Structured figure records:
• • • • • • •
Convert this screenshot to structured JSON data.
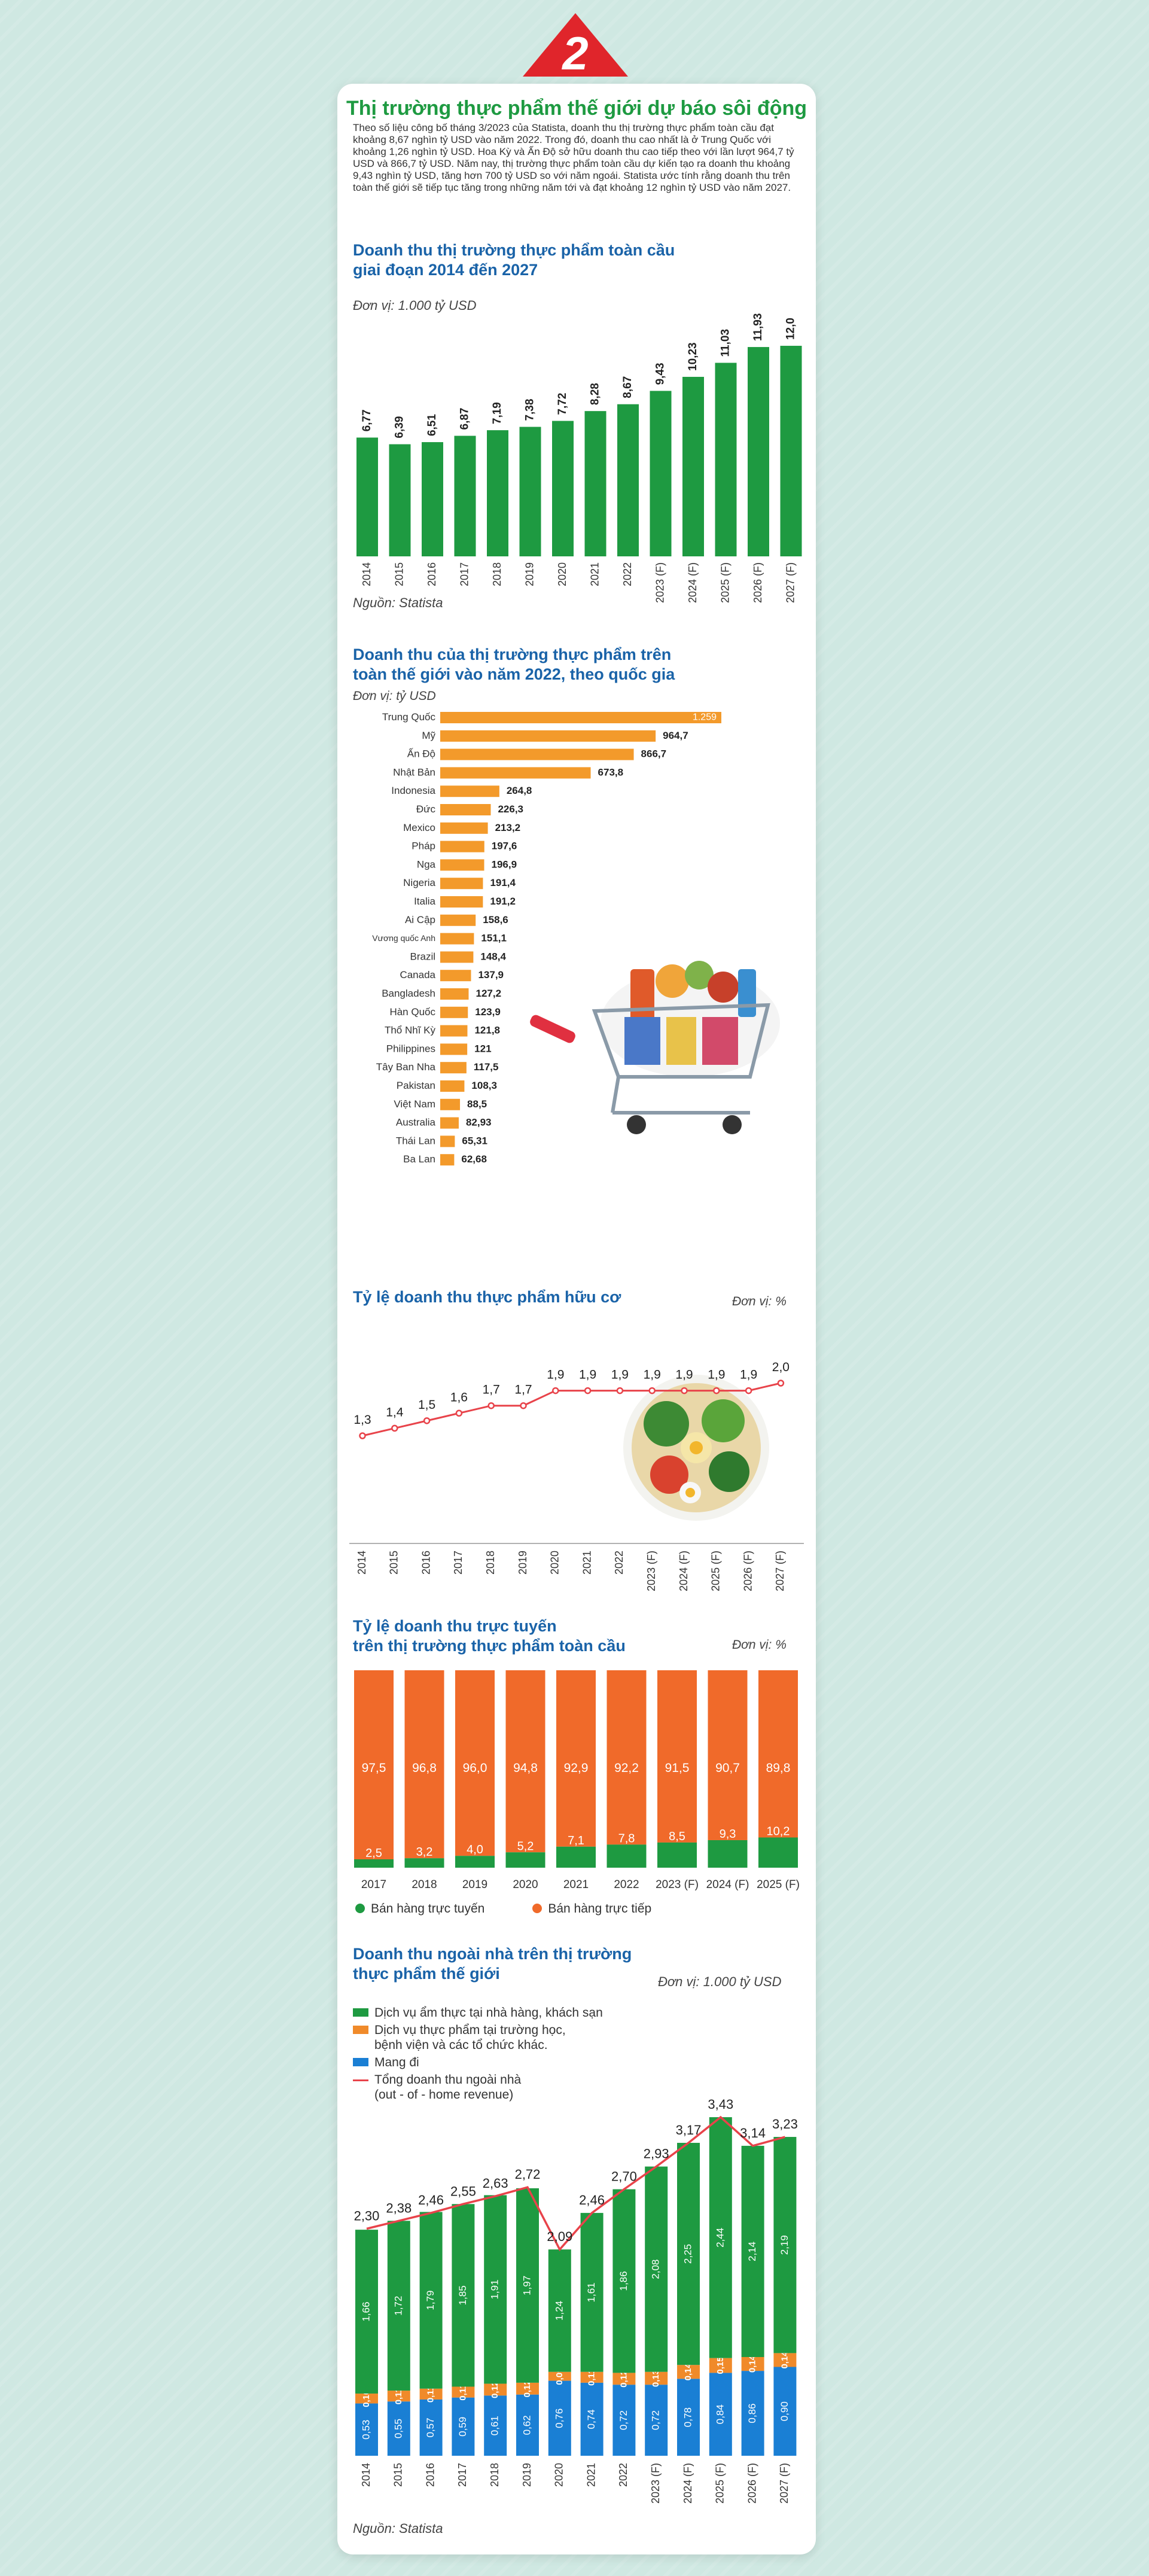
{
  "badge_number": "2",
  "title": "Thị trường thực phẩm thế giới dự báo sôi động",
  "intro": "Theo số liệu công bố tháng 3/2023 của Statista, doanh thu thị trường thực phẩm toàn cầu đạt khoảng 8,67 nghìn tỷ USD vào năm 2022. Trong đó, doanh thu cao nhất là ở Trung Quốc với khoảng 1,26 nghìn tỷ USD. Hoa Kỳ và Ấn Độ sở hữu doanh thu cao tiếp theo với lần lượt 964,7 tỷ USD và 866,7 tỷ USD. Năm nay, thị trường thực phẩm toàn cầu dự kiến tạo ra doanh thu khoảng 9,43 nghìn tỷ USD, tăng hơn 700 tỷ USD so với năm ngoái. Statista ước tính rằng doanh thu trên toàn thế giới sẽ tiếp tục tăng trong những năm tới và đạt khoảng 12 nghìn tỷ USD vào năm 2027.",
  "chart_data": [
    {
      "type": "bar",
      "title": "Doanh thu thị trường thực phẩm toàn cầu giai đoạn 2014 đến 2027",
      "title_lines": [
        "Doanh thu thị trường thực phẩm toàn cầu",
        "giai đoạn 2014 đến 2027"
      ],
      "unit": "Đơn vị: 1.000 tỷ USD",
      "categories": [
        "2014",
        "2015",
        "2016",
        "2017",
        "2018",
        "2019",
        "2020",
        "2021",
        "2022",
        "2023 (F)",
        "2024 (F)",
        "2025 (F)",
        "2026 (F)",
        "2027 (F)"
      ],
      "values": [
        6.77,
        6.39,
        6.51,
        6.87,
        7.19,
        7.38,
        7.72,
        8.28,
        8.67,
        9.43,
        10.23,
        11.03,
        11.93,
        12.0
      ],
      "labels": [
        "6,77",
        "6,39",
        "6,51",
        "6,87",
        "7,19",
        "7,38",
        "7,72",
        "8,28",
        "8,67",
        "9,43",
        "10,23",
        "11,03",
        "11,93",
        "12,0"
      ],
      "source": "Nguồn: Statista",
      "color": "#1e9a41"
    },
    {
      "type": "bar",
      "orientation": "horizontal",
      "title": "Doanh thu của thị trường thực phẩm trên toàn thế giới vào năm 2022, theo quốc gia",
      "title_lines": [
        "Doanh thu của thị trường thực phẩm trên",
        "toàn thế giới vào năm 2022, theo quốc gia"
      ],
      "unit": "Đơn vị: tỷ USD",
      "categories": [
        "Trung Quốc",
        "Mỹ",
        "Ấn Độ",
        "Nhật Bản",
        "Indonesia",
        "Đức",
        "Mexico",
        "Pháp",
        "Nga",
        "Nigeria",
        "Italia",
        "Ai Cập",
        "Vương quốc Anh",
        "Brazil",
        "Canada",
        "Bangladesh",
        "Hàn Quốc",
        "Thổ Nhĩ Kỳ",
        "Philippines",
        "Tây Ban Nha",
        "Pakistan",
        "Việt Nam",
        "Australia",
        "Thái Lan",
        "Ba Lan"
      ],
      "values": [
        1259,
        964.7,
        866.7,
        673.8,
        264.8,
        226.3,
        213.2,
        197.6,
        196.9,
        191.4,
        191.2,
        158.6,
        151.1,
        148.4,
        137.9,
        127.2,
        123.9,
        121.8,
        121,
        117.5,
        108.3,
        88.5,
        82.93,
        65.31,
        62.68
      ],
      "labels": [
        "1.259",
        "964,7",
        "866,7",
        "673,8",
        "264,8",
        "226,3",
        "213,2",
        "197,6",
        "196,9",
        "191,4",
        "191,2",
        "158,6",
        "151,1",
        "148,4",
        "137,9",
        "127,2",
        "123,9",
        "121,8",
        "121",
        "117,5",
        "108,3",
        "88,5",
        "82,93",
        "65,31",
        "62,68"
      ],
      "color": "#f39a2b"
    },
    {
      "type": "line",
      "title": "Tỷ lệ doanh thu thực phẩm hữu cơ",
      "unit": "Đơn vị: %",
      "categories": [
        "2014",
        "2015",
        "2016",
        "2017",
        "2018",
        "2019",
        "2020",
        "2021",
        "2022",
        "2023 (F)",
        "2024 (F)",
        "2025 (F)",
        "2026 (F)",
        "2027 (F)"
      ],
      "values": [
        1.3,
        1.4,
        1.5,
        1.6,
        1.7,
        1.7,
        1.9,
        1.9,
        1.9,
        1.9,
        1.9,
        1.9,
        1.9,
        2.0
      ],
      "labels": [
        "1,3",
        "1,4",
        "1,5",
        "1,6",
        "1,7",
        "1,7",
        "1,9",
        "1,9",
        "1,9",
        "1,9",
        "1,9",
        "1,9",
        "1,9",
        "2,0"
      ],
      "color": "#e8434a"
    },
    {
      "type": "bar",
      "stacked": true,
      "title": "Tỷ lệ doanh thu trực tuyến trên thị trường thực phẩm toàn cầu",
      "title_lines": [
        "Tỷ lệ doanh thu trực tuyến",
        "trên thị trường thực phẩm toàn cầu"
      ],
      "unit": "Đơn vị: %",
      "categories": [
        "2017",
        "2018",
        "2019",
        "2020",
        "2021",
        "2022",
        "2023 (F)",
        "2024 (F)",
        "2025 (F)"
      ],
      "series": [
        {
          "name": "Bán hàng trực tuyến",
          "color": "#1e9a41",
          "values": [
            2.5,
            3.2,
            4.0,
            5.2,
            7.1,
            7.8,
            8.5,
            9.3,
            10.2
          ],
          "labels": [
            "2,5",
            "3,2",
            "4,0",
            "5,2",
            "7,1",
            "7,8",
            "8,5",
            "9,3",
            "10,2"
          ]
        },
        {
          "name": "Bán hàng trực tiếp",
          "color": "#f06a2a",
          "values": [
            97.5,
            96.8,
            96.0,
            94.8,
            92.9,
            92.2,
            91.5,
            90.7,
            89.8
          ],
          "labels": [
            "97,5",
            "96,8",
            "96,0",
            "94,8",
            "92,9",
            "92,2",
            "91,5",
            "90,7",
            "89,8"
          ]
        }
      ]
    },
    {
      "type": "bar",
      "stacked": true,
      "title": "Doanh thu ngoài nhà trên thị trường thực phẩm thế giới",
      "title_lines": [
        "Doanh thu ngoài nhà trên thị trường",
        "thực phẩm thế giới"
      ],
      "unit": "Đơn vị: 1.000 tỷ USD",
      "categories": [
        "2014",
        "2015",
        "2016",
        "2017",
        "2018",
        "2019",
        "2020",
        "2021",
        "2022",
        "2023 (F)",
        "2024 (F)",
        "2025 (F)",
        "2026 (F)",
        "2027 (F)"
      ],
      "series": [
        {
          "name": "Mang đi",
          "color": "#1a7fd4",
          "values": [
            0.53,
            0.55,
            0.57,
            0.59,
            0.61,
            0.62,
            0.76,
            0.74,
            0.72,
            0.72,
            0.78,
            0.84,
            0.86,
            0.9
          ],
          "labels": [
            "0,53",
            "0,55",
            "0,57",
            "0,59",
            "0,61",
            "0,62",
            "0,76",
            "0,74",
            "0,72",
            "0,72",
            "0,78",
            "0,84",
            "0,86",
            "0,90"
          ]
        },
        {
          "name": "Dịch vụ thực phẩm tại trường học, bệnh viện và các tổ chức khác.",
          "color": "#f08a2a",
          "values": [
            0.1,
            0.11,
            0.11,
            0.11,
            0.12,
            0.12,
            0.09,
            0.11,
            0.12,
            0.13,
            0.14,
            0.15,
            0.14,
            0.14
          ],
          "labels": [
            "0,10",
            "0,11",
            "0,11",
            "0,11",
            "0,12",
            "0,12",
            "0,09",
            "0,11",
            "0,12",
            "0,13",
            "0,14",
            "0,15",
            "0,14",
            "0,14"
          ]
        },
        {
          "name": "Dịch vụ ẩm thực tại nhà hàng, khách sạn",
          "color": "#1e9a41",
          "values": [
            1.66,
            1.72,
            1.79,
            1.85,
            1.91,
            1.97,
            1.24,
            1.61,
            1.86,
            2.08,
            2.25,
            2.44,
            2.14,
            2.19
          ],
          "labels": [
            "1,66",
            "1,72",
            "1,79",
            "1,85",
            "1,91",
            "1,97",
            "1,24",
            "1,61",
            "1,86",
            "2,08",
            "2,25",
            "2,44",
            "2,14",
            "2,19"
          ]
        }
      ],
      "total": {
        "name": "Tổng doanh thu ngoài nhà (out - of - home revenue)",
        "name_lines": [
          "Tổng doanh thu ngoài nhà",
          "(out - of - home revenue)"
        ],
        "color": "#e8434a",
        "values": [
          2.3,
          2.38,
          2.46,
          2.55,
          2.63,
          2.72,
          2.09,
          2.46,
          2.7,
          2.93,
          3.17,
          3.43,
          3.14,
          3.23
        ],
        "labels": [
          "2,30",
          "2,38",
          "2,46",
          "2,55",
          "2,63",
          "2,72",
          "2,09",
          "2,46",
          "2,70",
          "2,93",
          "3,17",
          "3,43",
          "3,14",
          "3,23"
        ]
      },
      "legend_order": [
        "Dịch vụ ẩm thực tại nhà hàng, khách sạn",
        "Dịch vụ thực phẩm tại trường học, bệnh viện và các tổ chức khác.",
        "Mang đi",
        "Tổng doanh thu ngoài nhà (out - of - home revenue)"
      ],
      "legend_lines": [
        [
          "Dịch vụ ẩm thực tại nhà hàng, khách sạn"
        ],
        [
          "Dịch vụ thực phẩm tại trường học,",
          "bệnh viện và các tổ chức khác."
        ],
        [
          "Mang đi"
        ]
      ],
      "source": "Nguồn: Statista"
    }
  ]
}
• • • • • • •
# WHAT IS REQUIRED
Copy every line above that includes the string "Nguồn".

# ANSWER TO THIS TASK
      "source": "Nguồn: Statista",
      "source": "Nguồn: Statista"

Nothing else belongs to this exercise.